> [Problem to solve]
Repeat, exactly and in full, the lines of the listing below, but without any pictures.

● ● ● ●

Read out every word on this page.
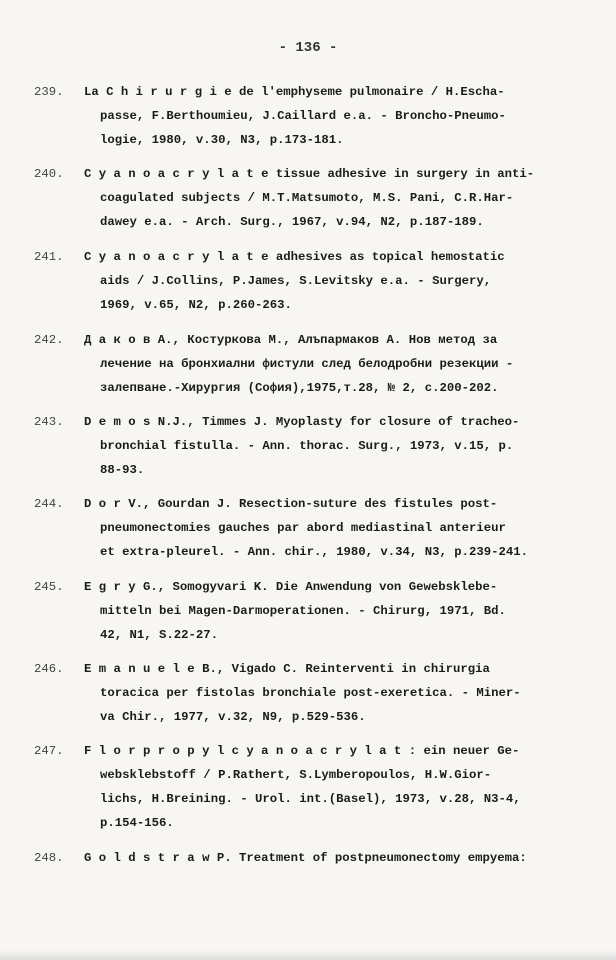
- 136 -
239. La C h i r u r g i e de l'emphyseme pulmonaire / H.Escha-
passe, F.Berthoumieu, J.Caillard e.a. - Broncho-Pneumo-
logie, 1980, v.30, N3, p.173-181.
240. C y a n o a c r y l a t e tissue adhesive in surgery in anti-
coagulated subjects / M.T.Matsumoto, M.S. Pani, C.R.Har-
dawey e.a. - Arch. Surg., 1967, v.94, N2, p.187-189.
241. C y a n o a c r y l a t e adhesives as topical hemostatic
aids / J.Collins, P.James, S.Levitsky e.a. - Surgery,
1969, v.65, N2, p.260-263.
242. Д а к о в А., Костуркова М., Алъпармаков А. Нов метод за
лечение на бронхиални фистули след белодробни резекции -
залепване.-Хирургия (София),1975,т.28, № 2, с.200-202.
243. D e m o s N.J., Timmes J. Myoplasty for closure of tracheo-
bronchial fistulla. - Ann. thorac. Surg., 1973, v.15, p.
88-93.
244. D o r V., Gourdan J. Resection-suture des fistules post-
pneumonectomies gauches par abord mediastinal anterieur
et extra-pleurel. - Ann. chir., 1980, v.34, N3, p.239-241.
245. E g r y G., Somogyvari K. Die Anwendung von Gewebsklebe-
mitteln bei Magen-Darmoperationen. - Chirurg, 1971, Bd.
42, N1, S.22-27.
246. E m a n u e l e B., Vigado C. Reinterventi in chirurgia
toracica per fistolas bronchiale post-exeretica. - Miner-
va Chir., 1977, v.32, N9, p.529-536.
247. F l o r p r o p y l c y a n o a c r y l a t : ein neuer Ge-
websklebstoff / P.Rathert, S.Lymberopoulos, H.W.Gior-
lichs, H.Breining. - Urol. int.(Basel), 1973, v.28, N3-4,
p.154-156.
248. G o l d s t r a w P. Treatment of postpneumonectomy empyema:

● ● ● ●

> [Right answer]
Read out every word on this page.
- 136 -
239. La C h i r u r g i e de l'emphyseme pulmonaire / H.Escha-
passe, F.Berthoumieu, J.Caillard e.a. - Broncho-Pneumo-
logie, 1980, v.30, N3, p.173-181.
240. C y a n o a c r y l a t e tissue adhesive in surgery in anti-
coagulated subjects / M.T.Matsumoto, M.S. Pani, C.R.Har-
dawey e.a. - Arch. Surg., 1967, v.94, N2, p.187-189.
241. C y a n o a c r y l a t e adhesives as topical hemostatic
aids / J.Collins, P.James, S.Levitsky e.a. - Surgery,
1969, v.65, N2, p.260-263.
242. Д а к о в А., Костуркова М., Алъпармаков А. Нов метод за
лечение на бронхиални фистули след белодробни резекции -
залепване.-Хирургия (София),1975,т.28, № 2, с.200-202.
243. D e m o s N.J., Timmes J. Myoplasty for closure of tracheo-
bronchial fistulla. - Ann. thorac. Surg., 1973, v.15, p.
88-93.
244. D o r V., Gourdan J. Resection-suture des fistules post-
pneumonectomies gauches par abord mediastinal anterieur
et extra-pleurel. - Ann. chir., 1980, v.34, N3, p.239-241.
245. E g r y G., Somogyvari K. Die Anwendung von Gewebsklebe-
mitteln bei Magen-Darmoperationen. - Chirurg, 1971, Bd.
42, N1, S.22-27.
246. E m a n u e l e B., Vigado C. Reinterventi in chirurgia
toracica per fistolas bronchiale post-exeretica. - Miner-
va Chir., 1977, v.32, N9, p.529-536.
247. F l o r p r o p y l c y a n o a c r y l a t : ein neuer Ge-
websklebstoff / P.Rathert, S.Lymberopoulos, H.W.Gior-
lichs, H.Breining. - Urol. int.(Basel), 1973, v.28, N3-4,
p.154-156.
248. G o l d s t r a w P. Treatment of postpneumonectomy empyema:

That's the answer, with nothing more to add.